- [Task directions] Return the records, each one exactly as written.
# Start of Dataset
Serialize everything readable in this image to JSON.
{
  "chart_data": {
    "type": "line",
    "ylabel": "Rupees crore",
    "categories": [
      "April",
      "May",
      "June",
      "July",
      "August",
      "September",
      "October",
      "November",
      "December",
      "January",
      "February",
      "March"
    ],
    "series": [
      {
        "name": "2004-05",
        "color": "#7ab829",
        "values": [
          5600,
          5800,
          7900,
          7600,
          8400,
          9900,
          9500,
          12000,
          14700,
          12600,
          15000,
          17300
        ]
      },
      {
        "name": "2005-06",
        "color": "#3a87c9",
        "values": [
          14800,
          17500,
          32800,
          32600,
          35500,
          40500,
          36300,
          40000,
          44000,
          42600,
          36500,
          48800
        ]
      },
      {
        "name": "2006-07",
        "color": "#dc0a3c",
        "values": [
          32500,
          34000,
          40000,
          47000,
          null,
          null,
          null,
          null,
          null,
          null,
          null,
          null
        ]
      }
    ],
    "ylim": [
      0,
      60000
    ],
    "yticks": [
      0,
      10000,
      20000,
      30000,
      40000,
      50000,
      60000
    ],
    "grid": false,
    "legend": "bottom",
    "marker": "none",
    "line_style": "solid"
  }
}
# End of Dataset
- [Answer in full]
Serialize everything readable in this image to JSON.
{
  "chart_data": {
    "type": "line",
    "ylabel": "Rupees crore",
    "categories": [
      "April",
      "May",
      "June",
      "July",
      "August",
      "September",
      "October",
      "November",
      "December",
      "January",
      "February",
      "March"
    ],
    "series": [
      {
        "name": "2004-05",
        "color": "#7ab829",
        "values": [
          5600,
          5800,
          7900,
          7600,
          8400,
          9900,
          9500,
          12000,
          14700,
          12600,
          15000,
          17300
        ]
      },
      {
        "name": "2005-06",
        "color": "#3a87c9",
        "values": [
          14800,
          17500,
          32800,
          32600,
          35500,
          40500,
          36300,
          40000,
          44000,
          42600,
          36500,
          48800
        ]
      },
      {
        "name": "2006-07",
        "color": "#dc0a3c",
        "values": [
          32500,
          34000,
          40000,
          47000,
          null,
          null,
          null,
          null,
          null,
          null,
          null,
          null
        ]
      }
    ],
    "ylim": [
      0,
      60000
    ],
    "yticks": [
      0,
      10000,
      20000,
      30000,
      40000,
      50000,
      60000
    ],
    "grid": false,
    "legend": "bottom",
    "marker": "none",
    "line_style": "solid"
  }
}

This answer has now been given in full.